_The task_
List every written work the text on Shimei names by title.

However, on his deathbed, David instructed his son Solomon to deal appropriately with Shimei and punish him for his actions.

Solomon followed his father's instructions. He ordered Shimei to move to Jerusalem and forbade him to leave the city on pain of death. For three years, Shimei obeyed the order and remained in Jerusalem, but after three years he left to pursue two slaves who escaped to the kingdom of Achish, king of Gath. When he returned to Jerusalem, Solomon had him put to death.

== In rabbinic Judaism ==
The Talmud records different opinions about Shimei. According to Rabbi Ḥiyya bar Ami citing Ulla, Shimei was Solomon's teacher. The Talmud further states that as long as Shimei was alive, Solomon refrained from marrying Pharaoh's daughter and other foreign wives. The statement instructs that this shows that a person should always live in the same place as his teacher.

In contrast, Midrash Rabba describes Shimei was wicked. He is listed alongside the wicked kings of Judah, Ahaz and Amon. All three were spared by God because of the righteous children who would be descended from them. According to this midrash, Mordecai was descended from Shimei. In Yalkut Shimoni it states that the reason David did not kill Shimei was that he was with the Holy Spirit that Mordechai would come from him and would save the Jewish people.

In Midrash Shmuel and Yalkut Shimoni it is the merit of Shimei's wife that saved Shimei and Mordechai, and by extension the Jews of Persia from Haman's decrees. These midrashim relate that she hid and protected Jonathan ben Abiathar and Ahimaaz ben Zadok when they had been sent by Hushai the Archite to tell David of Absalom's plans and were being pursued by the rebellious king's men.

Rashi writes that Shimei ben Gera was the head of the Sanhedrin.

==In Josephus==

Josephus includes the story of David and Shimei in his Antiquities of the Jews, putting the following words in David's mouth:
 "Let us not," said he, "bring upon ourselves another fresh misfortune to those we have already, for truly I have not the least regard nor concern for this dog that raves at me: I submit myself to God, by whose permission this man treats me in such a wild manner; nor is it any wonder that I am obliged to undergo these abuses from him, while I experience the like from an impious son of my own; but perhaps God will have some commiseration upon us; if it be his will we shall overcome them."

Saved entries
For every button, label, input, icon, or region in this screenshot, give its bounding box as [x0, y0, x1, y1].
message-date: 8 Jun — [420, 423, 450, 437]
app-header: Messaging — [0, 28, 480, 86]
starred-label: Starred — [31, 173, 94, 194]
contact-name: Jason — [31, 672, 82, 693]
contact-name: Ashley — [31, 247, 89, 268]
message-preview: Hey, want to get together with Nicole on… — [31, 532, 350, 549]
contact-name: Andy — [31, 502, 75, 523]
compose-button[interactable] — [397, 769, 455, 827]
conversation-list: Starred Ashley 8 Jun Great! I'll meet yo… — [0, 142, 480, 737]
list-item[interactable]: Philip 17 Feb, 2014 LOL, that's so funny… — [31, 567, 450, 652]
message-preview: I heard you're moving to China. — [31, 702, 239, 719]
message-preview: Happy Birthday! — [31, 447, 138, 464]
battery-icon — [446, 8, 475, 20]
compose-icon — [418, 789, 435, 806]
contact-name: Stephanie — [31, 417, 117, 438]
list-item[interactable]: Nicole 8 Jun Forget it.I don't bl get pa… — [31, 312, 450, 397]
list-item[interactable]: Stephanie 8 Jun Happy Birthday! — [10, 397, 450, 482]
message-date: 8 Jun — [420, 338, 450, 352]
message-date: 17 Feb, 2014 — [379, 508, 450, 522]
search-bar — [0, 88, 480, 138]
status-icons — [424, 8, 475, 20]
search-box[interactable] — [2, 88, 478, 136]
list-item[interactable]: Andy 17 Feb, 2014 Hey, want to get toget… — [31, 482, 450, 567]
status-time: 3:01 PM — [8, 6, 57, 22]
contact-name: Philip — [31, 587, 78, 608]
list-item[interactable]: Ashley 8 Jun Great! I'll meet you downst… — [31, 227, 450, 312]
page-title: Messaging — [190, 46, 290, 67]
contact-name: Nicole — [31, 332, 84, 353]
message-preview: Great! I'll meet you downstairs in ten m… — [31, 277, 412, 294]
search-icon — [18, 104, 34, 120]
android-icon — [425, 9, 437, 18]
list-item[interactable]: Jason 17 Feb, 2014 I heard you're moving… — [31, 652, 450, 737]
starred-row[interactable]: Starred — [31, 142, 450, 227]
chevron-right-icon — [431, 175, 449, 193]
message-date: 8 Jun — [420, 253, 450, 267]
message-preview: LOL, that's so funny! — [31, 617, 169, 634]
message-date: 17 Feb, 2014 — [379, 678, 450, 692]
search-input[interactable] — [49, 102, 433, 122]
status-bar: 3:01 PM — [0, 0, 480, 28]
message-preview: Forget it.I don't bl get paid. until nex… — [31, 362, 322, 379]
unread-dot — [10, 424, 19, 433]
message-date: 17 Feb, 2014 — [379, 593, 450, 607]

_Answer section_
Talmud
Midrash Rabba
Yalkut Shimoni
Midrash Shmuel
Antiquities of the Jews